### Exercise data

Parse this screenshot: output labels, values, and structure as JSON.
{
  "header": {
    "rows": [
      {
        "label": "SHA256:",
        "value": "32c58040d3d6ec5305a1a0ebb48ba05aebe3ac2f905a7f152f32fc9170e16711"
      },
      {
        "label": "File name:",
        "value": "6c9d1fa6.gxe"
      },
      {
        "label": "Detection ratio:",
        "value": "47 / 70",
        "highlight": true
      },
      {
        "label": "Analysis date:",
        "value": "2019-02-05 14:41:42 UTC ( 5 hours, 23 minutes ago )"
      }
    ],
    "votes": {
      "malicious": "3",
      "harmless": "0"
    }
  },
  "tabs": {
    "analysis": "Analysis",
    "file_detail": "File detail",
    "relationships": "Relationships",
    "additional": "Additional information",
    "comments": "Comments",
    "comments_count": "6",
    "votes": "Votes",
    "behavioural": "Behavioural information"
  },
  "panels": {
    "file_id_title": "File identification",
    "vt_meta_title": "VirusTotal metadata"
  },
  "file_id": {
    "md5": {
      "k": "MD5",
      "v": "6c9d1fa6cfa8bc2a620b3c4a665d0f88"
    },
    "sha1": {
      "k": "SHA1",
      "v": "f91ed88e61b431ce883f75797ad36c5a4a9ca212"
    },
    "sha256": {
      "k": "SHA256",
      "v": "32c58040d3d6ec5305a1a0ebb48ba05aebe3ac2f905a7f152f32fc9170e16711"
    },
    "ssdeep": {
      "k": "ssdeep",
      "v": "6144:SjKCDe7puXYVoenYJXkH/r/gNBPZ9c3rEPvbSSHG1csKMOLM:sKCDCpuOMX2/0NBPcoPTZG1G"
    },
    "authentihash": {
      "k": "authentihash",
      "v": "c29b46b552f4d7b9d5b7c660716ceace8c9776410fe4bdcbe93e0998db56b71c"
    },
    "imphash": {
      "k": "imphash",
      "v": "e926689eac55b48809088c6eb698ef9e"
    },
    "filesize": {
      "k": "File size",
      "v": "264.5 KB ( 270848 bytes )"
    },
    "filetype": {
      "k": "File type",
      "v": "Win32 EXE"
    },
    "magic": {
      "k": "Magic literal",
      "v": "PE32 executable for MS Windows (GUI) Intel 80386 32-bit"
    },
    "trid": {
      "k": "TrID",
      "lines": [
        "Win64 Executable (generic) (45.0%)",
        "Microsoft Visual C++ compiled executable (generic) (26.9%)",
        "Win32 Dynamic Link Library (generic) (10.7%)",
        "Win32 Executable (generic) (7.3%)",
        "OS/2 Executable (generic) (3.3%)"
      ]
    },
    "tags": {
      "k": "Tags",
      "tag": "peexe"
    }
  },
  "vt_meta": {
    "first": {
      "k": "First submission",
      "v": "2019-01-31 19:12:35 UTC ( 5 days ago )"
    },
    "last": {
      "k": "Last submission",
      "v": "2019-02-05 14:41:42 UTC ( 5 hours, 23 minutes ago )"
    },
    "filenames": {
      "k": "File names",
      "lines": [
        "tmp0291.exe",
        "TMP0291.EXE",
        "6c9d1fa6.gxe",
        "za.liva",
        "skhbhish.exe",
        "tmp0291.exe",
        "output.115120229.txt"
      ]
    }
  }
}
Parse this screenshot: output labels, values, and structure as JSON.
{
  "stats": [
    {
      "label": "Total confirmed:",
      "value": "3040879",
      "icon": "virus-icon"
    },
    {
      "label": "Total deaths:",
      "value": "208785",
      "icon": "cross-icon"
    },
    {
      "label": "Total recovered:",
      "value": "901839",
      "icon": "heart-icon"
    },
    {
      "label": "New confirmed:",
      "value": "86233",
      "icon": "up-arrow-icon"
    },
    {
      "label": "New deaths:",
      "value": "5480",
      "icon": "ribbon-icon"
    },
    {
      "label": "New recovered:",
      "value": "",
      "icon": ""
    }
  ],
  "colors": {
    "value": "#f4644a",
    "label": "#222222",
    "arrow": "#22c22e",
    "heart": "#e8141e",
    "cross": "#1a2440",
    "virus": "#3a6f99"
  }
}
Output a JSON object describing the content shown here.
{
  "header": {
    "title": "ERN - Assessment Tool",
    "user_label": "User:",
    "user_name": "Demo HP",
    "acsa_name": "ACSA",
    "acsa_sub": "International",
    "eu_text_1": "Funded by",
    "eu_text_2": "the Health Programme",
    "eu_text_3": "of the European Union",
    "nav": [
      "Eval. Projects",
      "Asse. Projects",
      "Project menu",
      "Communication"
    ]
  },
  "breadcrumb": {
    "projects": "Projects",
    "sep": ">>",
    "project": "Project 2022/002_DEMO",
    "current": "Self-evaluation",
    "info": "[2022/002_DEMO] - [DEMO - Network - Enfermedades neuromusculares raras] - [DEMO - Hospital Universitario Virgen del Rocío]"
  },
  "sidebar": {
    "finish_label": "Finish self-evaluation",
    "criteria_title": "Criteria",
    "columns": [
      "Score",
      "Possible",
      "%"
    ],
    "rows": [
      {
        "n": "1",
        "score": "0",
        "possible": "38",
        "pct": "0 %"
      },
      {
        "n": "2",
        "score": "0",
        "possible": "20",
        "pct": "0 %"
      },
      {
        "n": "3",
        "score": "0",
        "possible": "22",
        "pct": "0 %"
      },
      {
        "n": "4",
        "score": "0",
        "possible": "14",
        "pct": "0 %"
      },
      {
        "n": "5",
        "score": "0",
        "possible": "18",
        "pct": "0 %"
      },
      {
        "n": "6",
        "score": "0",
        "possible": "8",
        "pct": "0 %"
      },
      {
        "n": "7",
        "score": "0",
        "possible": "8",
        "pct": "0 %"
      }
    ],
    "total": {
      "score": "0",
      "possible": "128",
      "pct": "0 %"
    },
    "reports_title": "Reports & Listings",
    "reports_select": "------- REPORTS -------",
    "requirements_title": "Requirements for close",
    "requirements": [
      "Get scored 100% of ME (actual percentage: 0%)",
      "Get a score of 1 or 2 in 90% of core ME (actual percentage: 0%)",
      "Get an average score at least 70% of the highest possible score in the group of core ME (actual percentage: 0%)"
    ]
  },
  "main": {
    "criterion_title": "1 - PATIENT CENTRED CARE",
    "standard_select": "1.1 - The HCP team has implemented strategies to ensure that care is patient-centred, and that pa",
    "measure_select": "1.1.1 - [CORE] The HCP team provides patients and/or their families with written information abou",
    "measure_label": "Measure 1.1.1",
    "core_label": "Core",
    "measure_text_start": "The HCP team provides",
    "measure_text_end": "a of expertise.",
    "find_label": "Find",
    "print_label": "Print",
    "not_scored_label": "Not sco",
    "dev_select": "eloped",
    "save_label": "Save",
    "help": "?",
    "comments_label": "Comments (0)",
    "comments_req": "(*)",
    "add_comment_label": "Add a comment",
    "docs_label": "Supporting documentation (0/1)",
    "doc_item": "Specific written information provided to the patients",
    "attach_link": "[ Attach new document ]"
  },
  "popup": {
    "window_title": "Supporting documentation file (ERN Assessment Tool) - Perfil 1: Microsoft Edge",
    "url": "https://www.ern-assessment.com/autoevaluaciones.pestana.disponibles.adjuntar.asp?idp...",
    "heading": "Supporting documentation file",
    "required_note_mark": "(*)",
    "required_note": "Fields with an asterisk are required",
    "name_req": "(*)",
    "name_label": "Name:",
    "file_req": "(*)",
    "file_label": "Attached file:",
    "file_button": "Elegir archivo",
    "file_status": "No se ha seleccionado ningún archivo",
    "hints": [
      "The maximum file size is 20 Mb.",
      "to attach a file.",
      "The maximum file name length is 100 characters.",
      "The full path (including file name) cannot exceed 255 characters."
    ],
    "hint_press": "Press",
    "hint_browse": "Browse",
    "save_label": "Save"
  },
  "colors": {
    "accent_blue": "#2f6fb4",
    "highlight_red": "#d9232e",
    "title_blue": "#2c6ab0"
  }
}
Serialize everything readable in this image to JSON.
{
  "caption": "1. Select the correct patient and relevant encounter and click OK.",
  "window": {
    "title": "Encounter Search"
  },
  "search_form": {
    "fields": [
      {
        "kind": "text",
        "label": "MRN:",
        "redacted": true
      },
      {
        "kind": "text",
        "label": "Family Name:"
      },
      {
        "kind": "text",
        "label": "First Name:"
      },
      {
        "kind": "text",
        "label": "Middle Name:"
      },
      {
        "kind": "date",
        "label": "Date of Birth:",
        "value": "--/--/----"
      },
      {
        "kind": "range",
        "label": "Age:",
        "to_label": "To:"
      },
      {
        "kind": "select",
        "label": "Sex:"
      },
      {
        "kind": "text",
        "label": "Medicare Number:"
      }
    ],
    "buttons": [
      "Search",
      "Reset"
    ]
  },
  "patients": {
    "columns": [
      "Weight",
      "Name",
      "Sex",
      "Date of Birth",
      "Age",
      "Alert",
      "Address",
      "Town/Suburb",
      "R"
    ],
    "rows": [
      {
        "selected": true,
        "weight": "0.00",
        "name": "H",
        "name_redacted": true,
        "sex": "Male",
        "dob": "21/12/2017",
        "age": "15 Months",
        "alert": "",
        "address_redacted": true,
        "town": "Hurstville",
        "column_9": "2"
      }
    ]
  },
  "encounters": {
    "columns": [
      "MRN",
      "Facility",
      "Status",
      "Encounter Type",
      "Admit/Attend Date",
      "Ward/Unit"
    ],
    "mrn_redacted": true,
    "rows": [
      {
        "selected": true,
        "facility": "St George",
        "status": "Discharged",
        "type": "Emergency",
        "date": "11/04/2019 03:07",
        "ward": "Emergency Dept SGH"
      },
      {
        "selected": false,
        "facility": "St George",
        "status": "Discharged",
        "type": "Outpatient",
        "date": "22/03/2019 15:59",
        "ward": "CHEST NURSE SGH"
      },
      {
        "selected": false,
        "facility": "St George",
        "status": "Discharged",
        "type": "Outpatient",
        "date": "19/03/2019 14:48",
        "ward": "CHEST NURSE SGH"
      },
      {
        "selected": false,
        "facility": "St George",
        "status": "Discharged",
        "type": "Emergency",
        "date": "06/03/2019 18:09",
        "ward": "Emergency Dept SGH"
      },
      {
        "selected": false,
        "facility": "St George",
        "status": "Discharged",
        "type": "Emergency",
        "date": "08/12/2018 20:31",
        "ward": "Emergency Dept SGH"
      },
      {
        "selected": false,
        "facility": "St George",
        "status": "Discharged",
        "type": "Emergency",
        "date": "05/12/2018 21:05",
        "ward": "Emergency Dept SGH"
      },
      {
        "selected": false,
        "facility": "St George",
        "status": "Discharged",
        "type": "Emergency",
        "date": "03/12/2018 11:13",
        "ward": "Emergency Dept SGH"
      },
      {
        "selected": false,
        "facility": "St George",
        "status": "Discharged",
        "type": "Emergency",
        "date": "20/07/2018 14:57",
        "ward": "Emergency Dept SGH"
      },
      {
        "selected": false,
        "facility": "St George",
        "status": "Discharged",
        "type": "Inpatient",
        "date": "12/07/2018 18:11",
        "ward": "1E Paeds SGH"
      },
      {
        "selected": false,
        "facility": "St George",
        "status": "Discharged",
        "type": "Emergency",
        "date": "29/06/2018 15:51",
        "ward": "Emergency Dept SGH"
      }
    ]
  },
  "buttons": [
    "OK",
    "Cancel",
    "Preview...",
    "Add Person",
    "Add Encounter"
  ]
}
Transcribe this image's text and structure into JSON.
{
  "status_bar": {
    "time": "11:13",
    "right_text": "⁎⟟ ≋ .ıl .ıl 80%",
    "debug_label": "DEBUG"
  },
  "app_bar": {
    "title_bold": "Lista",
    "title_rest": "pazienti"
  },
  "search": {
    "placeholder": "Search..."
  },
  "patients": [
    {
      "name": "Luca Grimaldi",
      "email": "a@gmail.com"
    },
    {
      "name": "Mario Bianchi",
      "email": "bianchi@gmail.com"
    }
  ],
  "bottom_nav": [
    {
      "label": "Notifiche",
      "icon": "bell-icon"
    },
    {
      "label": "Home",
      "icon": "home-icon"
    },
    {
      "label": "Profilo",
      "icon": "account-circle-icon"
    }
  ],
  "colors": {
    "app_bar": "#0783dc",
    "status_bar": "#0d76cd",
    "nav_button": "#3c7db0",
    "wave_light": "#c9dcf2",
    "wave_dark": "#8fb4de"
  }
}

### Exercise brief
Your answer should be a single number: the count of lines above with the word "maximum".

### Solution for this problem
2